-- Start RAW RECORDS --
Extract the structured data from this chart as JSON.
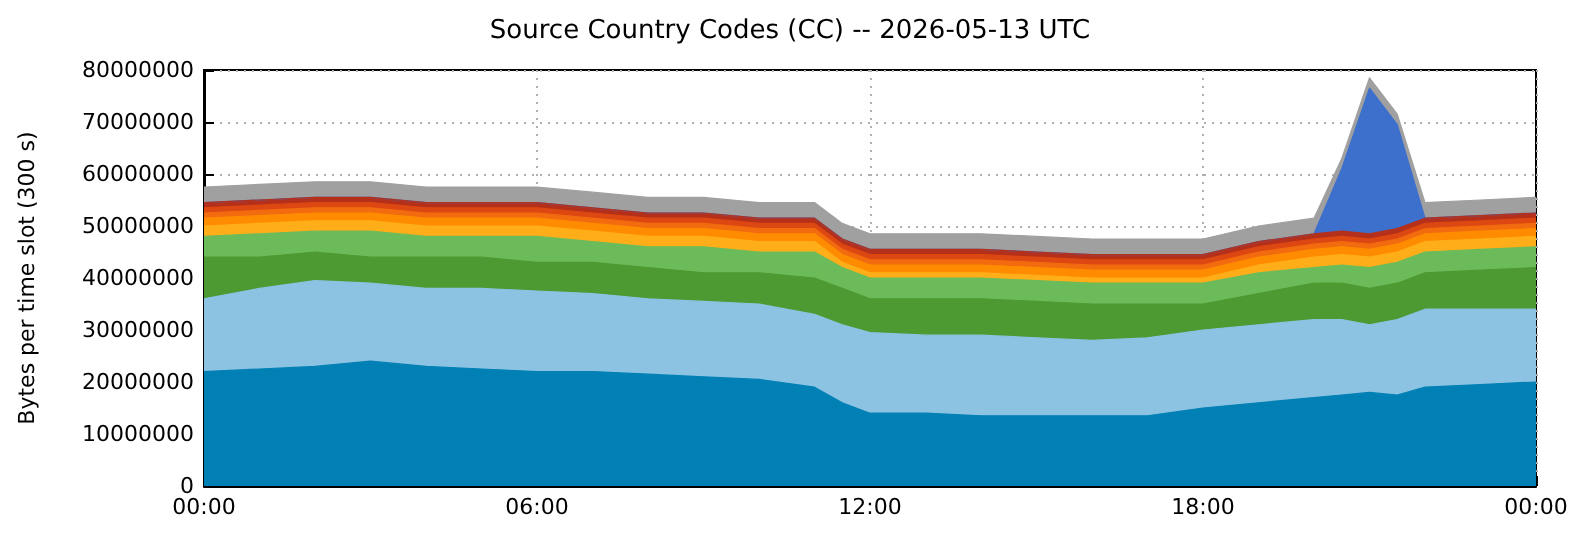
{
  "chart_data": {
    "type": "area",
    "stacked": true,
    "grid": true,
    "line_style": "solid",
    "title": "Source Country Codes (CC) -- 2026-05-13 UTC",
    "ylabel": "Bytes per time slot (300 s)",
    "x": [
      0,
      1,
      2,
      3,
      4,
      5,
      6,
      7,
      8,
      9,
      10,
      11,
      11.5,
      12,
      13,
      14,
      15,
      16,
      17,
      18,
      19,
      20,
      20.5,
      21,
      21.5,
      22,
      23,
      24
    ],
    "xlim": [
      0,
      24
    ],
    "xticks": [
      {
        "value": 0,
        "label": "00:00"
      },
      {
        "value": 6,
        "label": "06:00"
      },
      {
        "value": 12,
        "label": "12:00"
      },
      {
        "value": 18,
        "label": "18:00"
      },
      {
        "value": 24,
        "label": "00:00"
      }
    ],
    "ylim": [
      0,
      80000000
    ],
    "yticks": [
      0,
      10000000,
      20000000,
      30000000,
      40000000,
      50000000,
      60000000,
      70000000,
      80000000
    ],
    "series": [
      {
        "color": "#0080b4",
        "values": [
          22000000,
          22500000,
          23000000,
          24000000,
          23000000,
          22500000,
          22000000,
          22000000,
          21500000,
          21000000,
          20500000,
          19000000,
          16000000,
          14000000,
          14000000,
          13500000,
          13500000,
          13500000,
          13500000,
          15000000,
          16000000,
          17000000,
          17500000,
          18000000,
          17500000,
          19000000,
          19500000,
          20000000
        ]
      },
      {
        "color": "#8cc2e2",
        "values": [
          14000000,
          15500000,
          16500000,
          15000000,
          15000000,
          15500000,
          15500000,
          15000000,
          14500000,
          14500000,
          14500000,
          14000000,
          15000000,
          15500000,
          15000000,
          15500000,
          15000000,
          14500000,
          15000000,
          15000000,
          15000000,
          15000000,
          14500000,
          13000000,
          14500000,
          15000000,
          14500000,
          14000000
        ]
      },
      {
        "color": "#4e9a32",
        "values": [
          8000000,
          6000000,
          5500000,
          5000000,
          6000000,
          6000000,
          5500000,
          6000000,
          6000000,
          5500000,
          6000000,
          7000000,
          7000000,
          6500000,
          7000000,
          7000000,
          7000000,
          7000000,
          6500000,
          5000000,
          6000000,
          7000000,
          7000000,
          7000000,
          7000000,
          7000000,
          7500000,
          8000000
        ]
      },
      {
        "color": "#6cbb5a",
        "values": [
          4000000,
          4500000,
          4000000,
          5000000,
          4000000,
          4000000,
          5000000,
          4000000,
          4000000,
          5000000,
          4000000,
          5000000,
          4000000,
          4000000,
          4000000,
          4000000,
          4000000,
          4000000,
          4000000,
          4000000,
          4000000,
          3000000,
          3500000,
          4000000,
          4000000,
          4000000,
          4000000,
          4000000
        ]
      },
      {
        "color": "#ffae1a",
        "values": [
          2000000,
          2000000,
          2000000,
          2000000,
          2000000,
          2000000,
          2000000,
          2000000,
          2000000,
          2000000,
          2000000,
          2000000,
          1000000,
          1000000,
          1000000,
          1000000,
          1000000,
          1000000,
          1000000,
          1000000,
          1500000,
          2000000,
          2000000,
          2000000,
          2000000,
          2000000,
          2000000,
          2000000
        ]
      },
      {
        "color": "#ff8c00",
        "values": [
          1500000,
          1500000,
          1500000,
          1500000,
          1500000,
          1500000,
          1500000,
          1500000,
          1500000,
          1500000,
          1500000,
          1500000,
          1500000,
          1500000,
          1500000,
          1500000,
          1500000,
          1500000,
          1500000,
          1500000,
          1500000,
          1500000,
          1500000,
          1500000,
          1500000,
          1500000,
          1500000,
          1500000
        ]
      },
      {
        "color": "#f26b0f",
        "values": [
          1000000,
          1000000,
          1000000,
          1000000,
          1000000,
          1000000,
          1000000,
          1000000,
          1000000,
          1000000,
          1000000,
          1000000,
          1000000,
          1000000,
          1000000,
          1000000,
          1000000,
          1000000,
          1000000,
          1000000,
          1000000,
          1000000,
          1000000,
          1000000,
          1000000,
          1000000,
          1000000,
          1000000
        ]
      },
      {
        "color": "#dd4812",
        "values": [
          1000000,
          1000000,
          1000000,
          1000000,
          1000000,
          1000000,
          1000000,
          1000000,
          1000000,
          1000000,
          1000000,
          1000000,
          1000000,
          1000000,
          1000000,
          1000000,
          1000000,
          1000000,
          1000000,
          1000000,
          1000000,
          1000000,
          1000000,
          1000000,
          1000000,
          1000000,
          1000000,
          1000000
        ]
      },
      {
        "color": "#b5301a",
        "values": [
          1000000,
          1000000,
          1000000,
          1000000,
          1000000,
          1000000,
          1000000,
          1000000,
          1000000,
          1000000,
          1000000,
          1000000,
          1000000,
          1000000,
          1000000,
          1000000,
          1000000,
          1000000,
          1000000,
          1000000,
          1000000,
          1000000,
          1000000,
          1000000,
          1000000,
          1000000,
          1000000,
          1000000
        ]
      },
      {
        "color": "#3d6fcc",
        "values": [
          0,
          0,
          0,
          0,
          0,
          0,
          0,
          0,
          0,
          0,
          0,
          0,
          0,
          0,
          0,
          0,
          0,
          0,
          0,
          0,
          0,
          0,
          12000000,
          28000000,
          20000000,
          0,
          0,
          0
        ]
      },
      {
        "color": "#a0a0a0",
        "values": [
          3000000,
          3000000,
          3000000,
          3000000,
          3000000,
          3000000,
          3000000,
          3000000,
          3000000,
          3000000,
          3000000,
          3000000,
          3000000,
          3000000,
          3000000,
          3000000,
          3000000,
          3000000,
          3000000,
          3000000,
          3000000,
          3000000,
          2000000,
          2000000,
          2000000,
          3000000,
          3000000,
          3000000
        ]
      }
    ]
  }
}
-- End RAW RECORDS --
◆ **WHAT IS BEING ASKED**
Locate the word "color" in the data above. Copy every line carrying it.

◆ **WRITTEN ANSWER**
        "color": "#0080b4",
        "color": "#8cc2e2",
        "color": "#4e9a32",
        "color": "#6cbb5a",
        "color": "#ffae1a",
        "color": "#ff8c00",
        "color": "#f26b0f",
        "color": "#dd4812",
        "color": "#b5301a",
        "color": "#3d6fcc",
        "color": "#a0a0a0",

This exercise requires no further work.